▸ ITEMS

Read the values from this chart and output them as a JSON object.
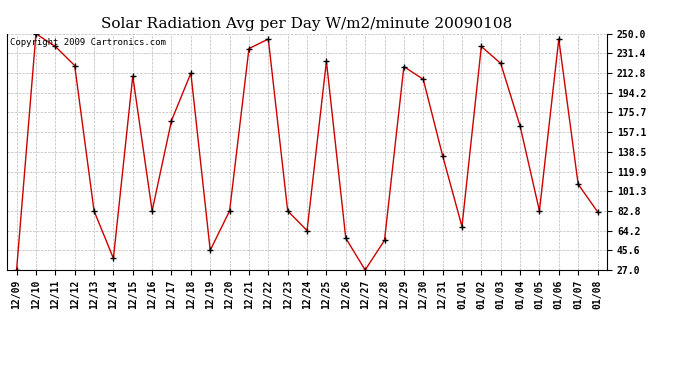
{
  "title": "Solar Radiation Avg per Day W/m2/minute 20090108",
  "copyright_text": "Copyright 2009 Cartronics.com",
  "x_labels": [
    "12/09",
    "12/10",
    "12/11",
    "12/12",
    "12/13",
    "12/14",
    "12/15",
    "12/16",
    "12/17",
    "12/18",
    "12/19",
    "12/20",
    "12/21",
    "12/22",
    "12/23",
    "12/24",
    "12/25",
    "12/26",
    "12/27",
    "12/28",
    "12/29",
    "12/30",
    "12/31",
    "01/01",
    "01/02",
    "01/03",
    "01/04",
    "01/05",
    "01/06",
    "01/07",
    "01/08"
  ],
  "y_values": [
    27.0,
    250.0,
    238.0,
    220.0,
    82.8,
    38.0,
    210.0,
    82.8,
    168.0,
    212.8,
    45.6,
    82.8,
    236.0,
    245.0,
    82.8,
    64.2,
    224.0,
    57.0,
    27.0,
    55.0,
    219.0,
    207.0,
    135.0,
    68.0,
    238.0,
    222.0,
    163.0,
    82.8,
    245.0,
    108.0,
    82.0
  ],
  "y_ticks": [
    27.0,
    45.6,
    64.2,
    82.8,
    101.3,
    119.9,
    138.5,
    157.1,
    175.7,
    194.2,
    212.8,
    231.4,
    250.0
  ],
  "line_color": "#cc0000",
  "marker_color": "#000000",
  "background_color": "#ffffff",
  "plot_bg_color": "#ffffff",
  "grid_color": "#bbbbbb",
  "title_fontsize": 11,
  "tick_fontsize": 7,
  "copyright_fontsize": 6.5,
  "ylim": [
    27.0,
    250.0
  ]
}
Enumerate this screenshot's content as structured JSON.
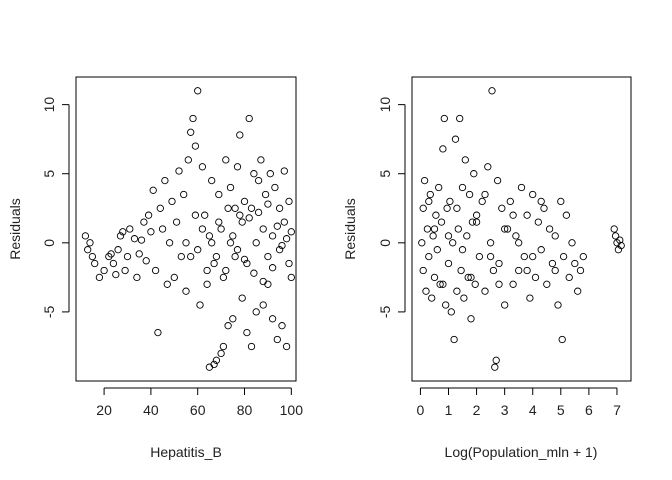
{
  "chart_data": [
    {
      "type": "scatter",
      "title": "",
      "xlabel": "Hepatitis_B",
      "ylabel": "Residuals",
      "xlim": [
        8,
        102
      ],
      "ylim": [
        -10,
        12
      ],
      "xticks": [
        20,
        40,
        60,
        80,
        100
      ],
      "xtick_labels": [
        "20",
        "40",
        "60",
        "80",
        "100"
      ],
      "yticks": [
        -5,
        0,
        5,
        10
      ],
      "ytick_labels": [
        "-5",
        "0",
        "5",
        "10"
      ],
      "marker": "open-circle",
      "grid": false,
      "points": [
        [
          12,
          0.5
        ],
        [
          13,
          -0.5
        ],
        [
          14,
          0.0
        ],
        [
          15,
          -1.0
        ],
        [
          16,
          -1.5
        ],
        [
          18,
          -2.5
        ],
        [
          20,
          -2.0
        ],
        [
          22,
          -1.0
        ],
        [
          23,
          -0.8
        ],
        [
          24,
          -1.5
        ],
        [
          25,
          -2.3
        ],
        [
          26,
          -0.5
        ],
        [
          27,
          0.5
        ],
        [
          28,
          0.8
        ],
        [
          29,
          -2.0
        ],
        [
          30,
          -1.0
        ],
        [
          31,
          1.0
        ],
        [
          33,
          0.3
        ],
        [
          34,
          -2.5
        ],
        [
          35,
          -0.8
        ],
        [
          36,
          0.2
        ],
        [
          37,
          1.5
        ],
        [
          38,
          -1.3
        ],
        [
          39,
          2.0
        ],
        [
          40,
          0.8
        ],
        [
          41,
          3.8
        ],
        [
          42,
          -2.0
        ],
        [
          43,
          -6.5
        ],
        [
          44,
          2.5
        ],
        [
          45,
          1.0
        ],
        [
          46,
          4.5
        ],
        [
          47,
          -3.0
        ],
        [
          48,
          0.0
        ],
        [
          49,
          3.0
        ],
        [
          50,
          -2.5
        ],
        [
          51,
          1.5
        ],
        [
          52,
          5.2
        ],
        [
          53,
          -1.0
        ],
        [
          54,
          3.5
        ],
        [
          55,
          -3.5
        ],
        [
          56,
          6.0
        ],
        [
          57,
          8.0
        ],
        [
          58,
          9.0
        ],
        [
          59,
          7.0
        ],
        [
          60,
          11.0
        ],
        [
          61,
          -4.5
        ],
        [
          62,
          5.5
        ],
        [
          63,
          2.0
        ],
        [
          64,
          -3.0
        ],
        [
          65,
          -9.0
        ],
        [
          66,
          4.5
        ],
        [
          67,
          -8.8
        ],
        [
          68,
          -8.5
        ],
        [
          69,
          3.5
        ],
        [
          70,
          -8.0
        ],
        [
          71,
          -7.5
        ],
        [
          72,
          6.0
        ],
        [
          73,
          -6.0
        ],
        [
          74,
          4.0
        ],
        [
          75,
          -5.5
        ],
        [
          76,
          2.5
        ],
        [
          77,
          5.5
        ],
        [
          78,
          7.8
        ],
        [
          79,
          -4.0
        ],
        [
          80,
          3.0
        ],
        [
          81,
          -6.5
        ],
        [
          82,
          9.0
        ],
        [
          83,
          -7.5
        ],
        [
          84,
          5.0
        ],
        [
          85,
          -5.0
        ],
        [
          86,
          4.5
        ],
        [
          87,
          6.0
        ],
        [
          88,
          -4.5
        ],
        [
          89,
          3.5
        ],
        [
          90,
          -3.0
        ],
        [
          91,
          5.0
        ],
        [
          92,
          -5.5
        ],
        [
          93,
          4.0
        ],
        [
          94,
          -7.0
        ],
        [
          95,
          2.5
        ],
        [
          96,
          -6.0
        ],
        [
          97,
          5.2
        ],
        [
          98,
          -7.5
        ],
        [
          99,
          3.0
        ],
        [
          100,
          -2.5
        ],
        [
          85,
          0.0
        ],
        [
          88,
          1.0
        ],
        [
          90,
          -1.0
        ],
        [
          92,
          0.5
        ],
        [
          95,
          -0.5
        ],
        [
          97,
          1.5
        ],
        [
          99,
          -1.5
        ],
        [
          100,
          0.8
        ],
        [
          80,
          -1.2
        ],
        [
          82,
          1.8
        ],
        [
          84,
          -2.2
        ],
        [
          86,
          2.2
        ],
        [
          88,
          -2.8
        ],
        [
          90,
          2.8
        ],
        [
          92,
          -1.8
        ],
        [
          94,
          1.2
        ],
        [
          96,
          -0.2
        ],
        [
          98,
          0.3
        ],
        [
          75,
          0.5
        ],
        [
          77,
          -0.5
        ],
        [
          79,
          1.5
        ],
        [
          81,
          -1.5
        ],
        [
          83,
          2.5
        ],
        [
          70,
          1.0
        ],
        [
          72,
          -2.0
        ],
        [
          74,
          0.0
        ],
        [
          76,
          -1.0
        ],
        [
          78,
          2.0
        ],
        [
          65,
          0.5
        ],
        [
          67,
          -1.5
        ],
        [
          69,
          1.5
        ],
        [
          71,
          -2.5
        ],
        [
          73,
          2.5
        ],
        [
          60,
          -0.5
        ],
        [
          62,
          1.0
        ],
        [
          64,
          -2.0
        ],
        [
          66,
          0.0
        ],
        [
          68,
          -1.0
        ],
        [
          55,
          0.0
        ],
        [
          57,
          -1.0
        ],
        [
          59,
          2.0
        ]
      ]
    },
    {
      "type": "scatter",
      "title": "",
      "xlabel": "Log(Population_mln + 1)",
      "ylabel": "Residuals",
      "xlim": [
        -0.3,
        7.5
      ],
      "ylim": [
        -10,
        12
      ],
      "xticks": [
        0,
        1,
        2,
        3,
        4,
        5,
        6,
        7
      ],
      "xtick_labels": [
        "0",
        "1",
        "2",
        "3",
        "4",
        "5",
        "6",
        "7"
      ],
      "yticks": [
        -5,
        0,
        5,
        10
      ],
      "ytick_labels": [
        "-5",
        "0",
        "5",
        "10"
      ],
      "marker": "open-circle",
      "grid": false,
      "points": [
        [
          0.05,
          0.0
        ],
        [
          0.1,
          2.5
        ],
        [
          0.1,
          -2.0
        ],
        [
          0.15,
          4.5
        ],
        [
          0.2,
          -3.5
        ],
        [
          0.25,
          1.0
        ],
        [
          0.3,
          -1.0
        ],
        [
          0.35,
          3.5
        ],
        [
          0.4,
          -4.0
        ],
        [
          0.45,
          0.5
        ],
        [
          0.5,
          -2.5
        ],
        [
          0.55,
          2.0
        ],
        [
          0.6,
          -0.5
        ],
        [
          0.65,
          4.0
        ],
        [
          0.7,
          -3.0
        ],
        [
          0.75,
          1.5
        ],
        [
          0.8,
          6.8
        ],
        [
          0.85,
          9.0
        ],
        [
          0.9,
          -4.5
        ],
        [
          0.95,
          2.5
        ],
        [
          1.0,
          -1.5
        ],
        [
          1.05,
          3.0
        ],
        [
          1.1,
          -5.0
        ],
        [
          1.15,
          0.0
        ],
        [
          1.2,
          -7.0
        ],
        [
          1.25,
          7.5
        ],
        [
          1.3,
          -3.5
        ],
        [
          1.35,
          1.0
        ],
        [
          1.4,
          9.0
        ],
        [
          1.45,
          -2.0
        ],
        [
          1.5,
          4.0
        ],
        [
          1.55,
          -4.0
        ],
        [
          1.6,
          6.0
        ],
        [
          1.65,
          0.5
        ],
        [
          1.7,
          -2.5
        ],
        [
          1.75,
          3.5
        ],
        [
          1.8,
          -5.5
        ],
        [
          1.85,
          1.5
        ],
        [
          1.9,
          5.0
        ],
        [
          1.95,
          -3.0
        ],
        [
          2.0,
          2.0
        ],
        [
          2.1,
          -1.0
        ],
        [
          2.2,
          3.0
        ],
        [
          2.3,
          -3.5
        ],
        [
          2.4,
          5.5
        ],
        [
          2.5,
          0.0
        ],
        [
          2.55,
          11.0
        ],
        [
          2.6,
          -2.0
        ],
        [
          2.65,
          -9.0
        ],
        [
          2.7,
          -8.5
        ],
        [
          2.75,
          4.5
        ],
        [
          2.8,
          -1.5
        ],
        [
          2.9,
          2.5
        ],
        [
          3.0,
          -4.5
        ],
        [
          3.1,
          1.0
        ],
        [
          3.2,
          3.0
        ],
        [
          3.3,
          -3.0
        ],
        [
          3.4,
          0.5
        ],
        [
          3.5,
          -2.0
        ],
        [
          3.6,
          4.0
        ],
        [
          3.7,
          -1.0
        ],
        [
          3.8,
          2.0
        ],
        [
          3.9,
          -4.0
        ],
        [
          4.0,
          3.5
        ],
        [
          4.1,
          -2.5
        ],
        [
          4.2,
          1.5
        ],
        [
          4.3,
          -0.5
        ],
        [
          4.4,
          2.5
        ],
        [
          4.5,
          -3.0
        ],
        [
          4.6,
          1.0
        ],
        [
          4.7,
          -1.5
        ],
        [
          4.8,
          0.5
        ],
        [
          4.9,
          -4.5
        ],
        [
          5.0,
          3.0
        ],
        [
          5.05,
          -7.0
        ],
        [
          5.1,
          -1.0
        ],
        [
          5.2,
          2.0
        ],
        [
          5.3,
          -2.5
        ],
        [
          5.4,
          0.0
        ],
        [
          5.5,
          -1.5
        ],
        [
          5.6,
          -3.5
        ],
        [
          5.7,
          -2.0
        ],
        [
          5.8,
          -1.0
        ],
        [
          6.9,
          1.0
        ],
        [
          6.95,
          0.5
        ],
        [
          7.0,
          0.0
        ],
        [
          7.05,
          -0.5
        ],
        [
          7.1,
          0.2
        ],
        [
          7.15,
          -0.2
        ],
        [
          0.5,
          1.0
        ],
        [
          1.0,
          0.5
        ],
        [
          1.5,
          -0.5
        ],
        [
          2.0,
          1.5
        ],
        [
          2.5,
          -1.0
        ],
        [
          3.0,
          1.0
        ],
        [
          3.5,
          0.0
        ],
        [
          4.0,
          -1.0
        ],
        [
          0.3,
          3.0
        ],
        [
          0.8,
          -3.0
        ],
        [
          1.3,
          2.5
        ],
        [
          1.8,
          -2.5
        ],
        [
          2.3,
          3.5
        ],
        [
          2.8,
          -3.0
        ],
        [
          3.3,
          2.0
        ],
        [
          3.8,
          -2.0
        ],
        [
          4.3,
          3.0
        ],
        [
          4.8,
          -2.0
        ]
      ]
    }
  ]
}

▸ INSTRUCTIONS TO FOLLOW
Filter the listing above by the word "xlabel"; copy each line that passes.

▸ WRITTEN REPLY
      "xlabel": "Hepatitis_B",
      "xlabel": "Log(Population_mln + 1)",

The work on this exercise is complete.